THE TASK: Extract the lines that carry the string "общего" from the listing.

Data entries:
--- Start ---

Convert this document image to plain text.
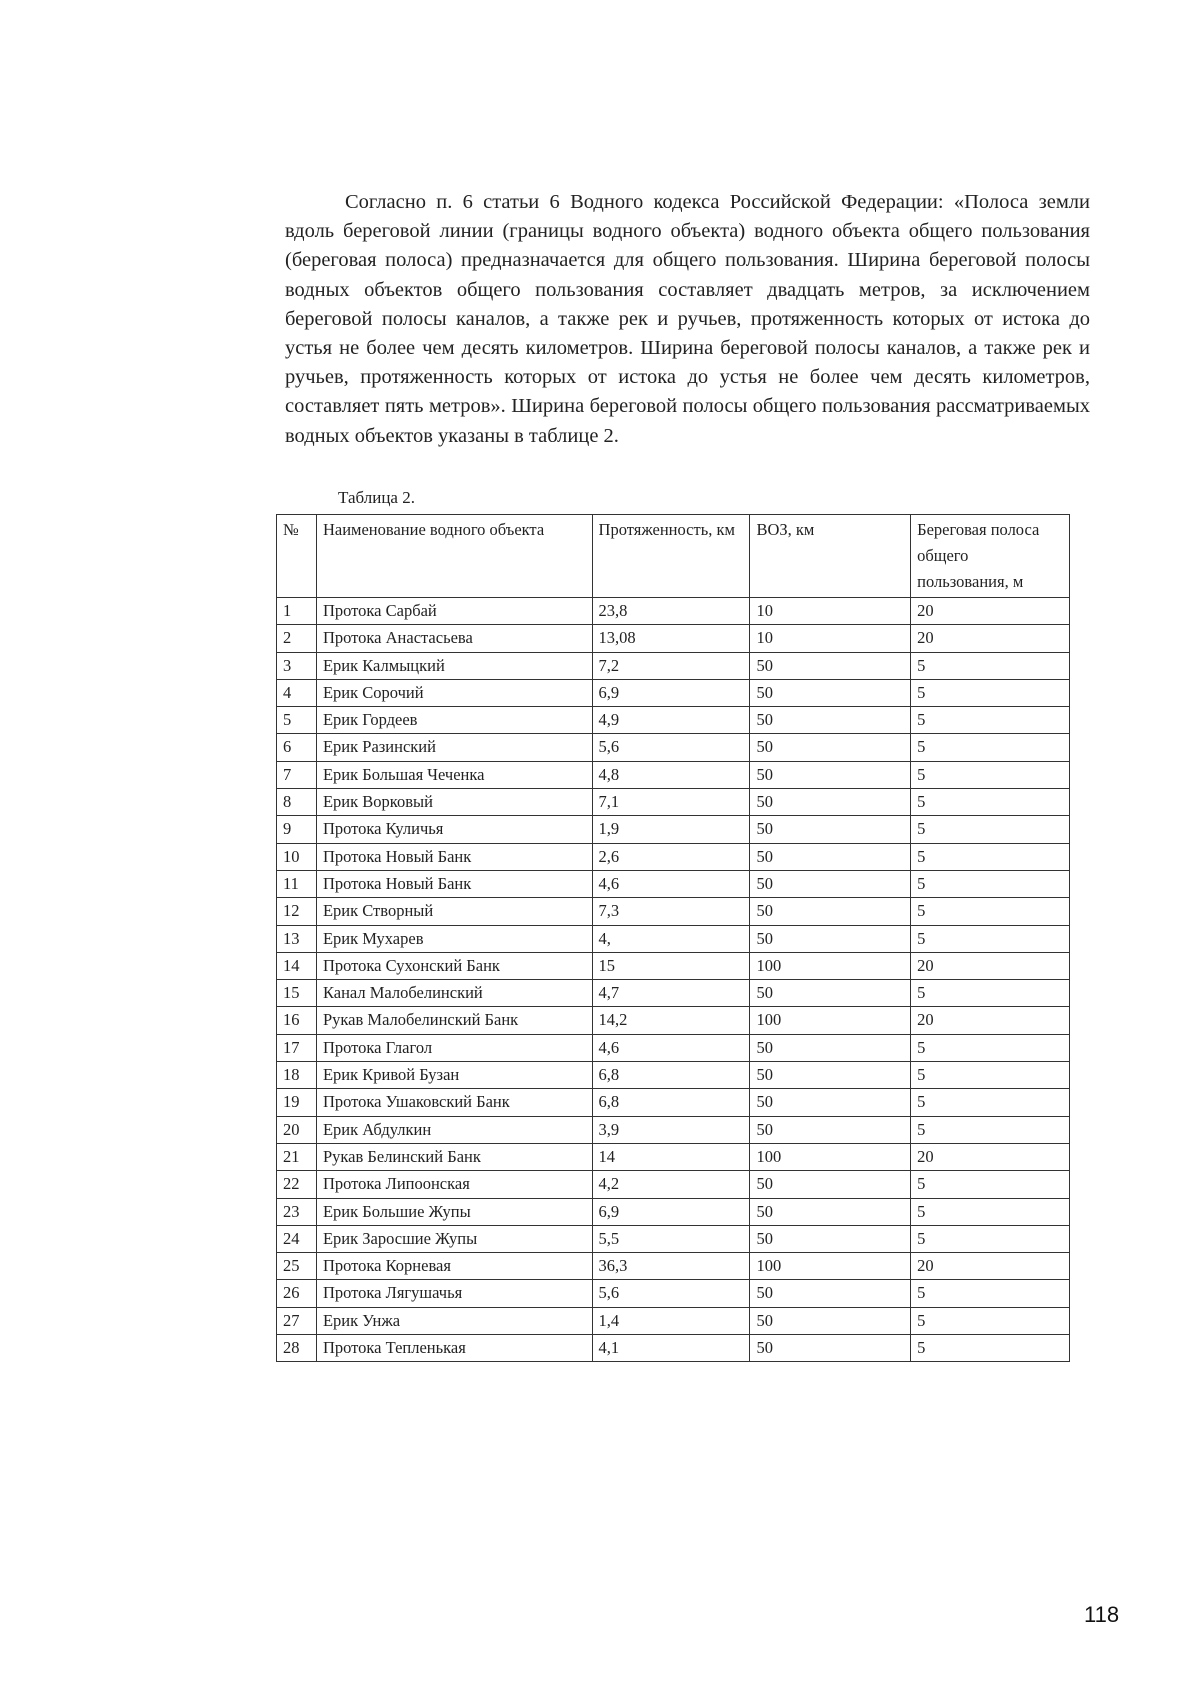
Согласно п. 6 статьи 6 Водного кодекса Российской Федерации: «Полоса земли вдоль береговой линии (границы водного объекта) водного объекта общего пользования (береговая полоса) предназначается для общего пользования. Ширина береговой полосы водных объектов общего пользования составляет двадцать метров, за исключением береговой полосы каналов, а также рек и ручьев, протяженность которых от истока до устья не более чем десять километров. Ширина береговой полосы каналов, а также рек и ручьев, протяженность которых от истока до устья не более чем десять километров, составляет пять метров». Ширина береговой полосы общего пользования рассматриваемых водных объектов указаны в таблице 2.

Таблица 2.
№	Наименование водного объекта	Протяженность, км	ВОЗ, км	Береговая полоса общего пользования, м
1	Протока Сарбай	23,8	10	20
2	Протока Анастасьева	13,08	10	20
3	Ерик Калмыцкий	7,2	50	5
4	Ерик Сорочий	6,9	50	5
5	Ерик Гордеев	4,9	50	5
6	Ерик Разинский	5,6	50	5
7	Ерик Большая Чеченка	4,8	50	5
8	Ерик Ворковый	7,1	50	5
9	Протока Куличья	1,9	50	5
10	Протока Новый Банк	2,6	50	5
11	Протока Новый Банк	4,6	50	5
12	Ерик Створный	7,3	50	5
13	Ерик Мухарев	4,	50	5
14	Протока Сухонский Банк	15	100	20
15	Канал Малобелинский	4,7	50	5
16	Рукав Малобелинский Банк	14,2	100	20
17	Протока Глагол	4,6	50	5
18	Ерик Кривой Бузан	6,8	50	5
19	Протока Ушаковский Банк	6,8	50	5
20	Ерик Абдулкин	3,9	50	5
21	Рукав Белинский Банк	14	100	20
22	Протока Липоонская	4,2	50	5
23	Ерик Большие Жупы	6,9	50	5
24	Ерик Заросшие Жупы	5,5	50	5
25	Протока Корневая	36,3	100	20
26	Протока Лягушачья	5,6	50	5
27	Ерик Унжа	1,4	50	5
28	Протока Тепленькая	4,1	50	5
118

--- End ---

RESULT FOR THIS TASK:
Согласно п. 6 статьи 6 Водного кодекса Российской Федерации: «Полоса земли вдоль береговой линии (границы водного объекта) водного объекта общего пользования (береговая полоса) предназначается для общего пользования. Ширина береговой полосы водных объектов общего пользования составляет двадцать метров, за исключением береговой полосы каналов, а также рек и ручьев, протяженность которых от истока до устья не более чем десять километров. Ширина береговой полосы каналов, а также рек и ручьев, протяженность которых от истока до устья не более чем десять километров, составляет пять метров». Ширина береговой полосы общего пользования рассматриваемых водных объектов указаны в таблице 2.
№	Наименование водного объекта	Протяженность, км	ВОЗ, км	Береговая полоса общего пользования, м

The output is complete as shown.